Task objective » Pictures in the records should not be copied, but every other part must be repeated exactly.

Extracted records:
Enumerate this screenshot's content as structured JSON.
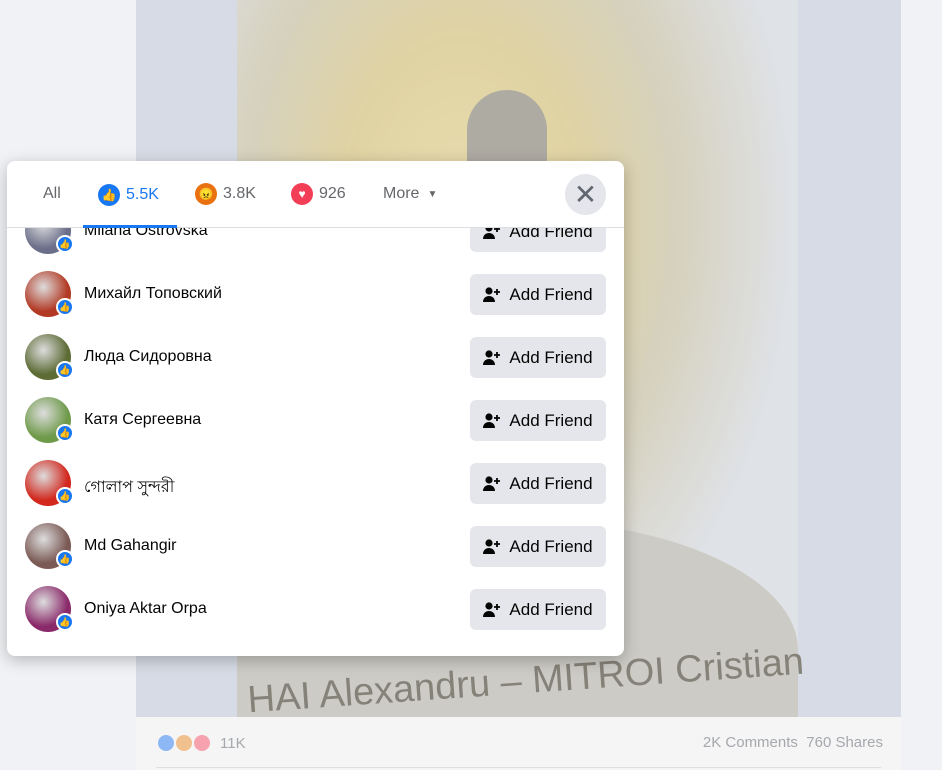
{
  "post": {
    "reaction_total": "11K",
    "comments": "2K Comments",
    "shares": "760 Shares",
    "photo_text": "HAI Alexandru – MITROI Cristian"
  },
  "dialog": {
    "tabs": [
      {
        "label": "All"
      },
      {
        "label": "5.5K",
        "icon": "like-icon",
        "color": "#1877f2"
      },
      {
        "label": "3.8K",
        "icon": "angry-icon",
        "color": "#e9710f"
      },
      {
        "label": "926",
        "icon": "love-icon",
        "color": "#f33e58"
      },
      {
        "label": "More",
        "icon": "caret-down-icon"
      }
    ],
    "active_tab": 1,
    "close": "close-icon",
    "button_label": "Add Friend",
    "people": [
      {
        "name": "Milana Ostrovska",
        "avatar": "#6c6f8a"
      },
      {
        "name": "Михайл Топовский",
        "avatar": "#b23a25"
      },
      {
        "name": "Люда Сидоровна",
        "avatar": "#5d6b35"
      },
      {
        "name": "Катя Сергеевна",
        "avatar": "#6f9a4a"
      },
      {
        "name": "গোলাপ সুন্দরী",
        "avatar": "#d2281e"
      },
      {
        "name": "Md Gahangir",
        "avatar": "#7b5a55"
      },
      {
        "name": "Oniya Aktar Orpa",
        "avatar": "#8a2a6a"
      }
    ]
  }
}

Result of the exercise »
Enumerate this screenshot's content as structured JSON.
{
  "post": {
    "reaction_total": "11K",
    "comments": "2K Comments",
    "shares": "760 Shares",
    "photo_text": "HAI Alexandru – MITROI Cristian"
  },
  "dialog": {
    "tabs": [
      {
        "label": "All"
      },
      {
        "label": "5.5K",
        "icon": "like-icon",
        "color": "#1877f2"
      },
      {
        "label": "3.8K",
        "icon": "angry-icon",
        "color": "#e9710f"
      },
      {
        "label": "926",
        "icon": "love-icon",
        "color": "#f33e58"
      },
      {
        "label": "More",
        "icon": "caret-down-icon"
      }
    ],
    "active_tab": 1,
    "close": "close-icon",
    "button_label": "Add Friend",
    "people": [
      {
        "name": "Milana Ostrovska",
        "avatar": "#6c6f8a"
      },
      {
        "name": "Михайл Топовский",
        "avatar": "#b23a25"
      },
      {
        "name": "Люда Сидоровна",
        "avatar": "#5d6b35"
      },
      {
        "name": "Катя Сергеевна",
        "avatar": "#6f9a4a"
      },
      {
        "name": "গোলাপ সুন্দরী",
        "avatar": "#d2281e"
      },
      {
        "name": "Md Gahangir",
        "avatar": "#7b5a55"
      },
      {
        "name": "Oniya Aktar Orpa",
        "avatar": "#8a2a6a"
      }
    ]
  }
}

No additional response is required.